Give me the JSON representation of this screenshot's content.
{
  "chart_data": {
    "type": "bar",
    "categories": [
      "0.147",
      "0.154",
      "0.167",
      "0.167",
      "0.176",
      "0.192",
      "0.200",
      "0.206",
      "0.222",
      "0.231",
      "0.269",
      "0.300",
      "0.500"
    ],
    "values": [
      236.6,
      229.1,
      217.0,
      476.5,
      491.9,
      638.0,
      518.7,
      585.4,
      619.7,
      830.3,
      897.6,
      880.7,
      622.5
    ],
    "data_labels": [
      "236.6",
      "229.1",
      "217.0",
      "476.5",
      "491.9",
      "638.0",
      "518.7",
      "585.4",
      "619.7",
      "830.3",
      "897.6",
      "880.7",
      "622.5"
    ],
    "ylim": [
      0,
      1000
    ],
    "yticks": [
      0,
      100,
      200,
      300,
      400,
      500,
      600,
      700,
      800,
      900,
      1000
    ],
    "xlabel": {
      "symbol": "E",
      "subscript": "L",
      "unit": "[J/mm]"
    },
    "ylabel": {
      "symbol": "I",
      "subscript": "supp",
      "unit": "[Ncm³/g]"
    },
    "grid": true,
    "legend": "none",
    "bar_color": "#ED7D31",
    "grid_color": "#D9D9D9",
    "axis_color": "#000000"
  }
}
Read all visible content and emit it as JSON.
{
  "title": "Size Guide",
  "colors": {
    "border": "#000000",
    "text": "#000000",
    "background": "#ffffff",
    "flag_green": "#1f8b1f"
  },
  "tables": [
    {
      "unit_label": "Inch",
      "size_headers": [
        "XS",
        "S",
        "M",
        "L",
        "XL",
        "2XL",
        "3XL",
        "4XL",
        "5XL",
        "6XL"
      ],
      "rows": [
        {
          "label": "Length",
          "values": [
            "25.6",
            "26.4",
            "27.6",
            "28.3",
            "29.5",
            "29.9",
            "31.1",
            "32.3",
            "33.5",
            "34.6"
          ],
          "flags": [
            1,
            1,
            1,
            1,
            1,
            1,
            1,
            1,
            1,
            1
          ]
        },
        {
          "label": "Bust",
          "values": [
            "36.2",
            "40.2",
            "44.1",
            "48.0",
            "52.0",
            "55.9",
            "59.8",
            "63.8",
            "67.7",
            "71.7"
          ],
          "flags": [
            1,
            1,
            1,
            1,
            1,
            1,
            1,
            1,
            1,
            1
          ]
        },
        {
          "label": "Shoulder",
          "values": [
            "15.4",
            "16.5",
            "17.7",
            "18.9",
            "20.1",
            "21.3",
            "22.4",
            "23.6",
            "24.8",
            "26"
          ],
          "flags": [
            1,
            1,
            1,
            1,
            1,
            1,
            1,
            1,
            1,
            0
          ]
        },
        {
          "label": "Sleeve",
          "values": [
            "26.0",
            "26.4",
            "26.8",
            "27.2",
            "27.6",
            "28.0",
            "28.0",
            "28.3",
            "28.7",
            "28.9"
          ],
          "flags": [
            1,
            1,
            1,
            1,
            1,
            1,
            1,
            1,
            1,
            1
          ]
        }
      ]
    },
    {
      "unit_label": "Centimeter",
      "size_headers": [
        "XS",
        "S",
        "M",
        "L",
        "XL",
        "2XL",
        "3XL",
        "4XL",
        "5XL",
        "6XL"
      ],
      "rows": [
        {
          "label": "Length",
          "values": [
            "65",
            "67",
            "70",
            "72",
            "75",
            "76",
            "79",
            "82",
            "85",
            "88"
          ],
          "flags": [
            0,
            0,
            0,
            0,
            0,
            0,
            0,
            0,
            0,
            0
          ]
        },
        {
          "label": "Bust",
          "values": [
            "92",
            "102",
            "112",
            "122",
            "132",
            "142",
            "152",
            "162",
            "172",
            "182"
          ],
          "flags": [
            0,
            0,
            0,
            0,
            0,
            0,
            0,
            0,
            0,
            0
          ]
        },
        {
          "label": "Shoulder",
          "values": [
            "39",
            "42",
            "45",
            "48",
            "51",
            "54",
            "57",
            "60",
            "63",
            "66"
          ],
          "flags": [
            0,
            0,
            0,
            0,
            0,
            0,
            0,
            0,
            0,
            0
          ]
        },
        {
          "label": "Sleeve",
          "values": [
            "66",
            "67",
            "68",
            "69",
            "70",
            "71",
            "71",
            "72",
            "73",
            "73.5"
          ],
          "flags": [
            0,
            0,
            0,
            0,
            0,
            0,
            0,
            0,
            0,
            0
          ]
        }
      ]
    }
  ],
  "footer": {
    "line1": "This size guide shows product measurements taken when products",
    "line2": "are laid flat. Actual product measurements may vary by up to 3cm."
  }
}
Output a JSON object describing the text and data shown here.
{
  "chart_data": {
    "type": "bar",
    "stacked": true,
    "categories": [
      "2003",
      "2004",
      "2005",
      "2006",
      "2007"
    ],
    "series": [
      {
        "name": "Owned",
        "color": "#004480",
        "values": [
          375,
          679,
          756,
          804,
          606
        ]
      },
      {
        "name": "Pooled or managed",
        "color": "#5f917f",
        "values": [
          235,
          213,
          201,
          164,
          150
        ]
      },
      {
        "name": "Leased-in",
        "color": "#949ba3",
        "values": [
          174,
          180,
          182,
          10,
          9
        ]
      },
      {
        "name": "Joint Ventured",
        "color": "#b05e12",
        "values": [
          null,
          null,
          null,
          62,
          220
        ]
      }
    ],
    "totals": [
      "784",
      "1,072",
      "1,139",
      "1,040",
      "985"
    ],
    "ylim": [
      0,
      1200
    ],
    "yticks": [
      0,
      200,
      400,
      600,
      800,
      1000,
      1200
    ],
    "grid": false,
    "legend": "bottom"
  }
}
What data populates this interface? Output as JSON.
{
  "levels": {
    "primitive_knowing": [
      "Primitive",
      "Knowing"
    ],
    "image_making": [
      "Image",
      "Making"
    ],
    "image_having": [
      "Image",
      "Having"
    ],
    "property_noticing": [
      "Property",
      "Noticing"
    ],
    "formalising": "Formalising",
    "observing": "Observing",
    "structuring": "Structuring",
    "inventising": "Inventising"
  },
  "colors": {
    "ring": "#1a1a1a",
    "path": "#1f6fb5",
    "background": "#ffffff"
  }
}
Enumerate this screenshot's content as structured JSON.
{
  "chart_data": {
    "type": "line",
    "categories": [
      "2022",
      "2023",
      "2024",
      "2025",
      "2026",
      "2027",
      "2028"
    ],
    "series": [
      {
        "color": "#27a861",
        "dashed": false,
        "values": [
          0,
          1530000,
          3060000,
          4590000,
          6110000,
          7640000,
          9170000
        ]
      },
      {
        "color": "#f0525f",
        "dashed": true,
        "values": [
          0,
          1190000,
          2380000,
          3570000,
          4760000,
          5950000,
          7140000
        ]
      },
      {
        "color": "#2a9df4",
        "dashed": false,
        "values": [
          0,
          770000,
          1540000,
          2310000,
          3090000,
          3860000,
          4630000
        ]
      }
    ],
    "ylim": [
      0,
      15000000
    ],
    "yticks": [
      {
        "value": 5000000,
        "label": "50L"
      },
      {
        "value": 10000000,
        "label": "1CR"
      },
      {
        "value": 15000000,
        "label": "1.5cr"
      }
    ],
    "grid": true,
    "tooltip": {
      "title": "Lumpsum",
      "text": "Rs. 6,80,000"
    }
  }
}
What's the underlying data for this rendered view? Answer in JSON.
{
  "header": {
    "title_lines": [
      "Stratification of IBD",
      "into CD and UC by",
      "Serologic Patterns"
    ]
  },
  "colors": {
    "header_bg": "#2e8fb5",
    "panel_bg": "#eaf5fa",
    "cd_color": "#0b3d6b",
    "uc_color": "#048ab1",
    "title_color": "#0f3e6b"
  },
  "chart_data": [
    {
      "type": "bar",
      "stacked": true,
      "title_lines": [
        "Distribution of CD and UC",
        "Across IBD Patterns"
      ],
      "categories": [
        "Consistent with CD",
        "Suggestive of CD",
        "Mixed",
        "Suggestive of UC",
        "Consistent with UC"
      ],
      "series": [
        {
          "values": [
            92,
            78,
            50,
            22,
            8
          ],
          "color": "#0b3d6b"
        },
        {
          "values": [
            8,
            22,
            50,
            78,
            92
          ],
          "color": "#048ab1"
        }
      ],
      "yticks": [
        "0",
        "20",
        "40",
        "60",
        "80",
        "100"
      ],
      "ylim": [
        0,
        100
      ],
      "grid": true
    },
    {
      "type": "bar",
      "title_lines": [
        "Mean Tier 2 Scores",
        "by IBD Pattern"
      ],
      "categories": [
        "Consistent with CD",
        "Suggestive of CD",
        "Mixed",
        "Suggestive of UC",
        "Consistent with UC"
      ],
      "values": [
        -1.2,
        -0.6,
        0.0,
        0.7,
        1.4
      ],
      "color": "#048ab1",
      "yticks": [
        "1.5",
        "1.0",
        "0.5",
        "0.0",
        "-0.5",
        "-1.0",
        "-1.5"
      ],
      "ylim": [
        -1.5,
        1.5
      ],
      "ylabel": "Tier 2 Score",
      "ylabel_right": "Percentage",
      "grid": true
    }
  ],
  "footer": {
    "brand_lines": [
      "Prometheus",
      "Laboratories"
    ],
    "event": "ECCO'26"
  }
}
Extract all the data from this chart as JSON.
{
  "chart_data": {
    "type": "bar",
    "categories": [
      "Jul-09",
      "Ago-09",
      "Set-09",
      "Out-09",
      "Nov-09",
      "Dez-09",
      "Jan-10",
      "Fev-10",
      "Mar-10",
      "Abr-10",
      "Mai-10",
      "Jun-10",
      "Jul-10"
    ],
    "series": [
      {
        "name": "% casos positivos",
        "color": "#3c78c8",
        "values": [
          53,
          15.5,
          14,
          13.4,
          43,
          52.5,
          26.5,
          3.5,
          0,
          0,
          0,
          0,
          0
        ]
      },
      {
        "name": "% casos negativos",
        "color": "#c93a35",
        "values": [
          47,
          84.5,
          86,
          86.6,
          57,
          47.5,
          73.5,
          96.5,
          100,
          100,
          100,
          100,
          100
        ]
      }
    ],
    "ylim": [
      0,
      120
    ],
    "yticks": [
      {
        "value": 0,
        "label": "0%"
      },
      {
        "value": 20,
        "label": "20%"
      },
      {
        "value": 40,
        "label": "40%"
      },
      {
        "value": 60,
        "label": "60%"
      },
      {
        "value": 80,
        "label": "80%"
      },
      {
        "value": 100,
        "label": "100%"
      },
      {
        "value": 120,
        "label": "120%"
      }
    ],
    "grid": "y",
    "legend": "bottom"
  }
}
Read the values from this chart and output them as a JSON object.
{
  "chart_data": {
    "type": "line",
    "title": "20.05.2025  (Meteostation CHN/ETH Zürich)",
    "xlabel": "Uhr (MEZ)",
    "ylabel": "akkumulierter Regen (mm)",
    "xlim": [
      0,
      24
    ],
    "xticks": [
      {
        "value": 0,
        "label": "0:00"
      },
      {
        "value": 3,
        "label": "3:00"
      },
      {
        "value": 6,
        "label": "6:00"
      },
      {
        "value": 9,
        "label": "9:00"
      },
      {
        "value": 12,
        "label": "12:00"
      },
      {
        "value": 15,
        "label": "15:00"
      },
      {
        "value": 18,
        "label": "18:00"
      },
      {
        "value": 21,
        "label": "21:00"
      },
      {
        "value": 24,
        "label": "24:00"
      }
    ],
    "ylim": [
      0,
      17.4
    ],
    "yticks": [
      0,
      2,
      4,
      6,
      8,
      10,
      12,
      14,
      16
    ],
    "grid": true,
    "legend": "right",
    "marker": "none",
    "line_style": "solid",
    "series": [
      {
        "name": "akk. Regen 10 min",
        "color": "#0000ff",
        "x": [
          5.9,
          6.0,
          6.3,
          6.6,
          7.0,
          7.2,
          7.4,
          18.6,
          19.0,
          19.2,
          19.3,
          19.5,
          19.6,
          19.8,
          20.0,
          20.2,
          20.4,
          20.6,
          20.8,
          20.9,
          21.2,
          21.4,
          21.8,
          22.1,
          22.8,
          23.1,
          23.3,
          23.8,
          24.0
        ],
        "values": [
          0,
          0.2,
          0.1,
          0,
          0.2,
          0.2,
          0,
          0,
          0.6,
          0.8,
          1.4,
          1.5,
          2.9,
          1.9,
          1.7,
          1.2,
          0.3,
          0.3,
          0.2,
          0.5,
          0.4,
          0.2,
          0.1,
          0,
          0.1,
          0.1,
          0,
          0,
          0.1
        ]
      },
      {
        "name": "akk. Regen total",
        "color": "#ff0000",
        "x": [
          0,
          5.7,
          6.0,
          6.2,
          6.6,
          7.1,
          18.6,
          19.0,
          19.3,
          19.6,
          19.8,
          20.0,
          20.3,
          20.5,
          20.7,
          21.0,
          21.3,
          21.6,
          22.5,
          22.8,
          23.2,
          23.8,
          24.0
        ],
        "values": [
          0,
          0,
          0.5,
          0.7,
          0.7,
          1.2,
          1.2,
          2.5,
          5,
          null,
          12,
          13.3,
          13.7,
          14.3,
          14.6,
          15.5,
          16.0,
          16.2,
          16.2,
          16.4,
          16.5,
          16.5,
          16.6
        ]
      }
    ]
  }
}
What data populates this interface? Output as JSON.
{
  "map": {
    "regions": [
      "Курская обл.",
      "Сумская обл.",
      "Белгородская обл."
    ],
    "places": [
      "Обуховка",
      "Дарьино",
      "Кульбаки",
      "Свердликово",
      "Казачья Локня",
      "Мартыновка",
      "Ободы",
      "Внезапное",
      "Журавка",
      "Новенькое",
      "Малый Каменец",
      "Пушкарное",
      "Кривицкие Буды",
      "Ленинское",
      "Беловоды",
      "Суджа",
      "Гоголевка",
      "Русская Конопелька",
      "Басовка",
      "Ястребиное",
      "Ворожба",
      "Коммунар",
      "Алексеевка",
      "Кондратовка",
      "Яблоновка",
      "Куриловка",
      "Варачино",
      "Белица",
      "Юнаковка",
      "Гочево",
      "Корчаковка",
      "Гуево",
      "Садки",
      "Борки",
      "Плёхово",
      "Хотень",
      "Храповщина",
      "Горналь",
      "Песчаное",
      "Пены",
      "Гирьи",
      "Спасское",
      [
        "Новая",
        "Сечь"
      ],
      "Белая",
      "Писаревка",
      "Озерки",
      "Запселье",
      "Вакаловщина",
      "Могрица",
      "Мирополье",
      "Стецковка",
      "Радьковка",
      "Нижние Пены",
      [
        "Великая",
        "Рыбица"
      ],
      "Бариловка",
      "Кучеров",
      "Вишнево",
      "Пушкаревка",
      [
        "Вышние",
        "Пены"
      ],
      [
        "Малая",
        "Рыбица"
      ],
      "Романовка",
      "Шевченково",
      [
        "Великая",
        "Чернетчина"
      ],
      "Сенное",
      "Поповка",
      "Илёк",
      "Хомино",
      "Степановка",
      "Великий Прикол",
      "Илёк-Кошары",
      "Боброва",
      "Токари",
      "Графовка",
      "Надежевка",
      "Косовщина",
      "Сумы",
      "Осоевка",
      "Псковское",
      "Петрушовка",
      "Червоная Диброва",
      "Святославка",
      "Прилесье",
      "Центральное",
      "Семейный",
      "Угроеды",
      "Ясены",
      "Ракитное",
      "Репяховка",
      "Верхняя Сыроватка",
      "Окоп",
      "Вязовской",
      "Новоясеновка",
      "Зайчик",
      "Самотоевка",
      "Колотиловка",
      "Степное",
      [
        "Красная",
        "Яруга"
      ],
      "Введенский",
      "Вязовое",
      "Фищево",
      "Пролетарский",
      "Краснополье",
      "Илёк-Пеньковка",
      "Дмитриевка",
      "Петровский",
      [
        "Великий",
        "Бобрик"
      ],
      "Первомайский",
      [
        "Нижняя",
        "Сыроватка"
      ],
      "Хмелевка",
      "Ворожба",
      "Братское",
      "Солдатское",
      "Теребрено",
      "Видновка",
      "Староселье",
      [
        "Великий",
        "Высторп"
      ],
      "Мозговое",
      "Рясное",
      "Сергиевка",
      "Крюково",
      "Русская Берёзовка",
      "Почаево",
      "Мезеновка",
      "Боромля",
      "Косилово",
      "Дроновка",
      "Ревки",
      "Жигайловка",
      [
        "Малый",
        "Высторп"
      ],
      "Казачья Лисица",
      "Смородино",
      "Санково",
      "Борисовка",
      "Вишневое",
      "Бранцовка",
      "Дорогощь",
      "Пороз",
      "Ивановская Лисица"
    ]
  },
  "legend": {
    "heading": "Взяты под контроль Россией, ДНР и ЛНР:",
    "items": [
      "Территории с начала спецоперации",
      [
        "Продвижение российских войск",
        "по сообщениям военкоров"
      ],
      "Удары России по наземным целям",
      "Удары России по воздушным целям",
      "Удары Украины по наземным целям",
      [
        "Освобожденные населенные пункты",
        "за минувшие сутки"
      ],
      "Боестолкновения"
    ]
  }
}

|---|

**EXERCISE INSTRUCTIONS:** Say how many lines in the records hold "legend", with the number as the whole reply.

**TASK RESPONSE:** 5